» Dataset
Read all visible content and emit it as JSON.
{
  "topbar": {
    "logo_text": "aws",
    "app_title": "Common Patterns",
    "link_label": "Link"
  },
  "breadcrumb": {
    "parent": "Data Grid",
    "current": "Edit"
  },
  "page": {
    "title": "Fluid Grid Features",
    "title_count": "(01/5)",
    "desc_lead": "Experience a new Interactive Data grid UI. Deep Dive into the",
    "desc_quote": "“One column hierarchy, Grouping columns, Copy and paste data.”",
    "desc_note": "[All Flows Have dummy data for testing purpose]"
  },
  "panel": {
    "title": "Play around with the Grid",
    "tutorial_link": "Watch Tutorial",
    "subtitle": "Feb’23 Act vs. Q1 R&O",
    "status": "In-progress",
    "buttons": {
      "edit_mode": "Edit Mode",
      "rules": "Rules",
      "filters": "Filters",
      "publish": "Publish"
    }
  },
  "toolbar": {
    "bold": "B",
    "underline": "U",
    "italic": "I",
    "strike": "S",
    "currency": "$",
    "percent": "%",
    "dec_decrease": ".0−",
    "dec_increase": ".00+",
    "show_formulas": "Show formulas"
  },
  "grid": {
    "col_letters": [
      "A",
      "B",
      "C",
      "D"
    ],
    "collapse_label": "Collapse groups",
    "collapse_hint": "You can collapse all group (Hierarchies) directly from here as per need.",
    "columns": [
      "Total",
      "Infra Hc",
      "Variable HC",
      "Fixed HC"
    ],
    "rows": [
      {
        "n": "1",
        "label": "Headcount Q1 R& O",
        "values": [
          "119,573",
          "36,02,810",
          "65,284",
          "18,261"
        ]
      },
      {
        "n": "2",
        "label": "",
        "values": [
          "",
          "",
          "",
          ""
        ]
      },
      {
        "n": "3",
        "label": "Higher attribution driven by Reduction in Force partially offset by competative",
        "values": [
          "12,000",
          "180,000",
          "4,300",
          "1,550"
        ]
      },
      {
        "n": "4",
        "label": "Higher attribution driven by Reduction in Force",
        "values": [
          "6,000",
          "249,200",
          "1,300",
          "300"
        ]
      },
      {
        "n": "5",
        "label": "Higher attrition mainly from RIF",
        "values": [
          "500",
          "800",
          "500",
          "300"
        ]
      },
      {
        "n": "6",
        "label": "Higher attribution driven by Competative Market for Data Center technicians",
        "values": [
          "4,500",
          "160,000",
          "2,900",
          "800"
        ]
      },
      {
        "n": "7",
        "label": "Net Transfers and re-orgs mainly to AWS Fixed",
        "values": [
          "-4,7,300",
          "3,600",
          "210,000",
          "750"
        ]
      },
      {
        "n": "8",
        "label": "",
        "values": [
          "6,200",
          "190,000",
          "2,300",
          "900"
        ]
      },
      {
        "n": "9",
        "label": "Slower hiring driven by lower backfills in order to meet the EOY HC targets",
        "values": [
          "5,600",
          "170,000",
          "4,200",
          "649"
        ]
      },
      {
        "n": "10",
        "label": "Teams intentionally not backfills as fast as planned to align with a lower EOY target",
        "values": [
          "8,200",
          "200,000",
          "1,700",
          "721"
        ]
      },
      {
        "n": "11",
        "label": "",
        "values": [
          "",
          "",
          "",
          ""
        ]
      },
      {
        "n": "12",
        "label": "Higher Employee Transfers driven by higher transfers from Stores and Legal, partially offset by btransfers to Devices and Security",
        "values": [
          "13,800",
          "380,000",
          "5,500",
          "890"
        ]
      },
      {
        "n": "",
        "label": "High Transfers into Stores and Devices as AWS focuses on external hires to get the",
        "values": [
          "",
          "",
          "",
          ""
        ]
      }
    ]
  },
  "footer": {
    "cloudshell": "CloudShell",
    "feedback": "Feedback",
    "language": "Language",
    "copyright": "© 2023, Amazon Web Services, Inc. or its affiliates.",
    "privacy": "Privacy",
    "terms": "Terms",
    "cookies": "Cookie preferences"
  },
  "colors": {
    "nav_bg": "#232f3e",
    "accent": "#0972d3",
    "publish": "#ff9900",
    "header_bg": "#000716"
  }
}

» Exercise brief
Where a line of the records above holds the word "into", copy that line.

» Final result
    "desc_lead": "Experience a new Interactive Data grid UI. Deep Dive into the",
        "label": "High Transfers into Stores and Devices as AWS focuses on external hires to get the",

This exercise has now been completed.